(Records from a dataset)

[start]

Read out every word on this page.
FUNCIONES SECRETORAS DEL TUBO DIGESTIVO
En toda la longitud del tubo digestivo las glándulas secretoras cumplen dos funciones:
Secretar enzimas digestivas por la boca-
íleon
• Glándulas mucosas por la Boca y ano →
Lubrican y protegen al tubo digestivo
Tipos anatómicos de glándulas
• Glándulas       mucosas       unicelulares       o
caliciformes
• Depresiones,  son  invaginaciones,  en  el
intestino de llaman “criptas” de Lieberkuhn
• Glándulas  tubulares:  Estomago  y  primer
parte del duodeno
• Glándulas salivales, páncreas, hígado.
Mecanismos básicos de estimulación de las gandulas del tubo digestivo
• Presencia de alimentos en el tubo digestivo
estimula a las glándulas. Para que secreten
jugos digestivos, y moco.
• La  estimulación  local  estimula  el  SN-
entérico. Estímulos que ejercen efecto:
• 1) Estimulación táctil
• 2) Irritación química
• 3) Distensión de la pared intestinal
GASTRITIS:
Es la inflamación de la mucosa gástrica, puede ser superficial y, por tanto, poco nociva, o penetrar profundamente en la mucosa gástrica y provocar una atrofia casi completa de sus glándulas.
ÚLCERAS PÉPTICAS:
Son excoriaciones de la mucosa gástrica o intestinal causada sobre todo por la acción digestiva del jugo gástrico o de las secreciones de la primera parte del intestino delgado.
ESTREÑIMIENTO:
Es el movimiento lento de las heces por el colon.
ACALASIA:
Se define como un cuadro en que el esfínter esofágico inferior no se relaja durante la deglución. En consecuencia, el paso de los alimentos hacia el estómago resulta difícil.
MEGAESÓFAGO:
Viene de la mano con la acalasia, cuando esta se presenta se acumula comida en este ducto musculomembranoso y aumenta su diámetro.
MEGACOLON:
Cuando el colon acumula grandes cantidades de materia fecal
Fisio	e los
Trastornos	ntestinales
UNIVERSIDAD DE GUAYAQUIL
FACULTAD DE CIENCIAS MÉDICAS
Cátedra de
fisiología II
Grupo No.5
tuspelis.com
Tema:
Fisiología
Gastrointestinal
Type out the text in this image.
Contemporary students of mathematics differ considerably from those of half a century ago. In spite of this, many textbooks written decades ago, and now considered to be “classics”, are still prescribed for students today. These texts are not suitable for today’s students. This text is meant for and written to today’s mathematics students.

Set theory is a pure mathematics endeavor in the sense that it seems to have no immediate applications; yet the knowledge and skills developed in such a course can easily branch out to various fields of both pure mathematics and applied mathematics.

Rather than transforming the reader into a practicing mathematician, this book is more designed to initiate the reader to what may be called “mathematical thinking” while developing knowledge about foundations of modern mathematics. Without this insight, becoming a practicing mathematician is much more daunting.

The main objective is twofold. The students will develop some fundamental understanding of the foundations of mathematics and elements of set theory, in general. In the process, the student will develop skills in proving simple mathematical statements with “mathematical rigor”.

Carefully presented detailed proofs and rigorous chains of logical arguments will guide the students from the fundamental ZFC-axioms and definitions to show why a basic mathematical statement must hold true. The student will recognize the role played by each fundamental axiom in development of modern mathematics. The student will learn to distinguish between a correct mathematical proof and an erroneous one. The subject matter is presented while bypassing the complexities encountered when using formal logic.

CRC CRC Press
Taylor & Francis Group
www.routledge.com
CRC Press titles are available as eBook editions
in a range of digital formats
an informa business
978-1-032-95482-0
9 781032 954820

[end]

▸ What you will do
Restate the listing above word for word.

▸ Solved exercise
Read out every word on this page.
FUNCIONES SECRETORAS DEL TUBO DIGESTIVO
En toda la longitud del tubo digestivo las glándulas secretoras cumplen dos funciones:
Secretar enzimas digestivas por la boca-
íleon
• Glándulas mucosas por la Boca y ano →
Lubrican y protegen al tubo digestivo
Tipos anatómicos de glándulas
• Glándulas       mucosas       unicelulares       o
caliciformes
• Depresiones,  son  invaginaciones,  en  el
intestino de llaman “criptas” de Lieberkuhn
• Glándulas  tubulares:  Estomago  y  primer
parte del duodeno
• Glándulas salivales, páncreas, hígado.
Mecanismos básicos de estimulación de las gandulas del tubo digestivo
• Presencia de alimentos en el tubo digestivo
estimula a las glándulas. Para que secreten
jugos digestivos, y moco.
• La  estimulación  local  estimula  el  SN-
entérico. Estímulos que ejercen efecto:
• 1) Estimulación táctil
• 2) Irritación química
• 3) Distensión de la pared intestinal
GASTRITIS:
Es la inflamación de la mucosa gástrica, puede ser superficial y, por tanto, poco nociva, o penetrar profundamente en la mucosa gástrica y provocar una atrofia casi completa de sus glándulas.
ÚLCERAS PÉPTICAS:
Son excoriaciones de la mucosa gástrica o intestinal causada sobre todo por la acción digestiva del jugo gástrico o de las secreciones de la primera parte del intestino delgado.
ESTREÑIMIENTO:
Es el movimiento lento de las heces por el colon.
ACALASIA:
Se define como un cuadro en que el esfínter esofágico inferior no se relaja durante la deglución. En consecuencia, el paso de los alimentos hacia el estómago resulta difícil.
MEGAESÓFAGO:
Viene de la mano con la acalasia, cuando esta se presenta se acumula comida en este ducto musculomembranoso y aumenta su diámetro.
MEGACOLON:
Cuando el colon acumula grandes cantidades de materia fecal
Fisio	e los
Trastornos	ntestinales
UNIVERSIDAD DE GUAYAQUIL
FACULTAD DE CIENCIAS MÉDICAS
Cátedra de
fisiología II
Grupo No.5
tuspelis.com
Tema:
Fisiología
Gastrointestinal
Type out the text in this image.
Contemporary students of mathematics differ considerably from those of half a century ago. In spite of this, many textbooks written decades ago, and now considered to be “classics”, are still prescribed for students today. These texts are not suitable for today’s students. This text is meant for and written to today’s mathematics students.

Set theory is a pure mathematics endeavor in the sense that it seems to have no immediate applications; yet the knowledge and skills developed in such a course can easily branch out to various fields of both pure mathematics and applied mathematics.

Rather than transforming the reader into a practicing mathematician, this book is more designed to initiate the reader to what may be called “mathematical thinking” while developing knowledge about foundations of modern mathematics. Without this insight, becoming a practicing mathematician is much more daunting.

The main objective is twofold. The students will develop some fundamental understanding of the foundations of mathematics and elements of set theory, in general. In the process, the student will develop skills in proving simple mathematical statements with “mathematical rigor”.

Carefully presented detailed proofs and rigorous chains of logical arguments will guide the students from the fundamental ZFC-axioms and definitions to show why a basic mathematical statement must hold true. The student will recognize the role played by each fundamental axiom in development of modern mathematics. The student will learn to distinguish between a correct mathematical proof and an erroneous one. The subject matter is presented while bypassing the complexities encountered when using formal logic.

CRC CRC Press
Taylor & Francis Group
www.routledge.com
CRC Press titles are available as eBook editions
in a range of digital formats
an informa business
978-1-032-95482-0
9 781032 954820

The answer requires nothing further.